_Data records:_
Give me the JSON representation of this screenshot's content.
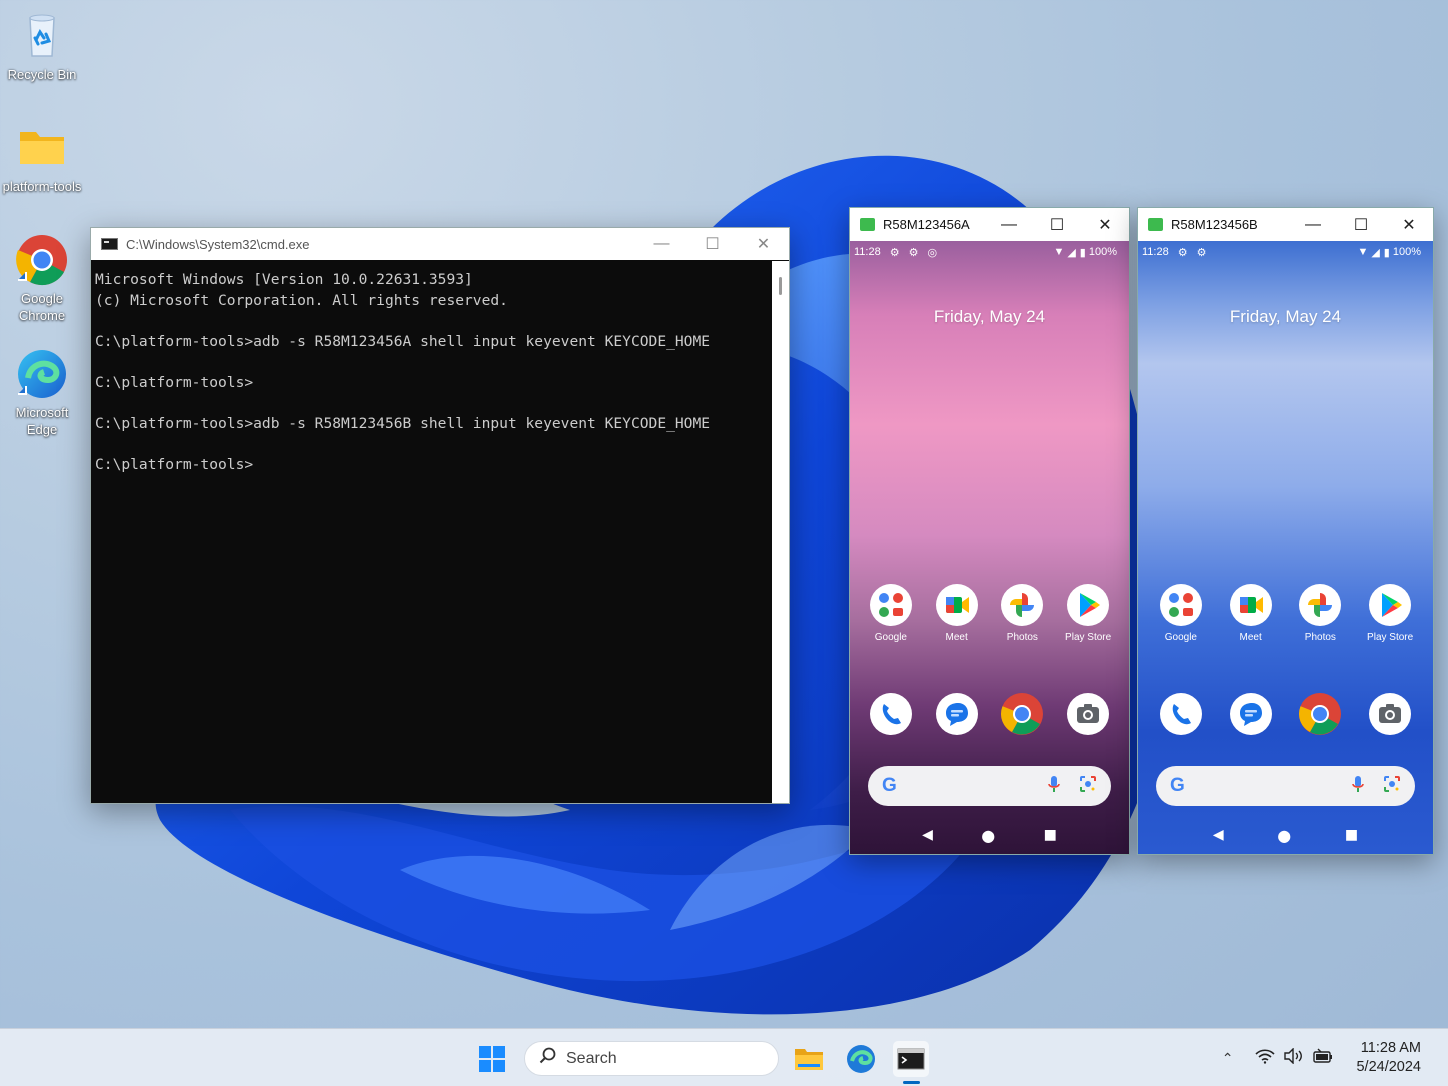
{
  "desktop": {
    "icons": [
      {
        "label": "Recycle Bin",
        "icon": "recycle-bin-icon"
      },
      {
        "label": "platform-tools",
        "icon": "folder-icon"
      },
      {
        "label": "Google Chrome",
        "icon": "chrome-icon"
      },
      {
        "label": "Microsoft Edge",
        "icon": "edge-icon"
      }
    ]
  },
  "cmd": {
    "title": "C:\\Windows\\System32\\cmd.exe",
    "lines": [
      "Microsoft Windows [Version 10.0.22631.3593]",
      "(c) Microsoft Corporation. All rights reserved.",
      "",
      "C:\\platform-tools>adb -s R58M123456A shell input keyevent KEYCODE_HOME",
      "",
      "C:\\platform-tools>",
      "",
      "C:\\platform-tools>adb -s R58M123456B shell input keyevent KEYCODE_HOME",
      "",
      "C:\\platform-tools>"
    ]
  },
  "phones": [
    {
      "title": "R58M123456A",
      "status": {
        "time": "11:28",
        "battery": "100%"
      },
      "date": "Friday, May 24",
      "apps": [
        {
          "label": "Google",
          "icon": "google-folder-icon"
        },
        {
          "label": "Meet",
          "icon": "meet-icon"
        },
        {
          "label": "Photos",
          "icon": "photos-icon"
        },
        {
          "label": "Play Store",
          "icon": "play-store-icon"
        }
      ],
      "dock": [
        "phone-icon",
        "messages-icon",
        "chrome-icon",
        "camera-icon"
      ],
      "search_logo": "G"
    },
    {
      "title": "R58M123456B",
      "status": {
        "time": "11:28",
        "battery": "100%"
      },
      "date": "Friday, May 24",
      "apps": [
        {
          "label": "Google",
          "icon": "google-folder-icon"
        },
        {
          "label": "Meet",
          "icon": "meet-icon"
        },
        {
          "label": "Photos",
          "icon": "photos-icon"
        },
        {
          "label": "Play Store",
          "icon": "play-store-icon"
        }
      ],
      "dock": [
        "phone-icon",
        "messages-icon",
        "chrome-icon",
        "camera-icon"
      ],
      "search_logo": "G"
    }
  ],
  "taskbar": {
    "search_placeholder": "Search",
    "time": "11:28 AM",
    "date": "5/24/2024"
  },
  "colors": {
    "accent": "#0067c0",
    "phoneA_wallpaper": "#ef98c4",
    "phoneB_wallpaper": "#3f6fd8",
    "console_bg": "#0c0c0c",
    "console_text": "#cccccc"
  }
}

_PROBLEM TO WORK ON:_ Every line of the material is to be quoted exactly, with no pictures carried over.

_THE ANSWER:_
Give me the JSON representation of this screenshot's content.
{
  "desktop": {
    "icons": [
      {
        "label": "Recycle Bin",
        "icon": "recycle-bin-icon"
      },
      {
        "label": "platform-tools",
        "icon": "folder-icon"
      },
      {
        "label": "Google Chrome",
        "icon": "chrome-icon"
      },
      {
        "label": "Microsoft Edge",
        "icon": "edge-icon"
      }
    ]
  },
  "cmd": {
    "title": "C:\\Windows\\System32\\cmd.exe",
    "lines": [
      "Microsoft Windows [Version 10.0.22631.3593]",
      "(c) Microsoft Corporation. All rights reserved.",
      "",
      "C:\\platform-tools>adb -s R58M123456A shell input keyevent KEYCODE_HOME",
      "",
      "C:\\platform-tools>",
      "",
      "C:\\platform-tools>adb -s R58M123456B shell input keyevent KEYCODE_HOME",
      "",
      "C:\\platform-tools>"
    ]
  },
  "phones": [
    {
      "title": "R58M123456A",
      "status": {
        "time": "11:28",
        "battery": "100%"
      },
      "date": "Friday, May 24",
      "apps": [
        {
          "label": "Google",
          "icon": "google-folder-icon"
        },
        {
          "label": "Meet",
          "icon": "meet-icon"
        },
        {
          "label": "Photos",
          "icon": "photos-icon"
        },
        {
          "label": "Play Store",
          "icon": "play-store-icon"
        }
      ],
      "dock": [
        "phone-icon",
        "messages-icon",
        "chrome-icon",
        "camera-icon"
      ],
      "search_logo": "G"
    },
    {
      "title": "R58M123456B",
      "status": {
        "time": "11:28",
        "battery": "100%"
      },
      "date": "Friday, May 24",
      "apps": [
        {
          "label": "Google",
          "icon": "google-folder-icon"
        },
        {
          "label": "Meet",
          "icon": "meet-icon"
        },
        {
          "label": "Photos",
          "icon": "photos-icon"
        },
        {
          "label": "Play Store",
          "icon": "play-store-icon"
        }
      ],
      "dock": [
        "phone-icon",
        "messages-icon",
        "chrome-icon",
        "camera-icon"
      ],
      "search_logo": "G"
    }
  ],
  "taskbar": {
    "search_placeholder": "Search",
    "time": "11:28 AM",
    "date": "5/24/2024"
  },
  "colors": {
    "accent": "#0067c0",
    "phoneA_wallpaper": "#ef98c4",
    "phoneB_wallpaper": "#3f6fd8",
    "console_bg": "#0c0c0c",
    "console_text": "#cccccc"
  }
}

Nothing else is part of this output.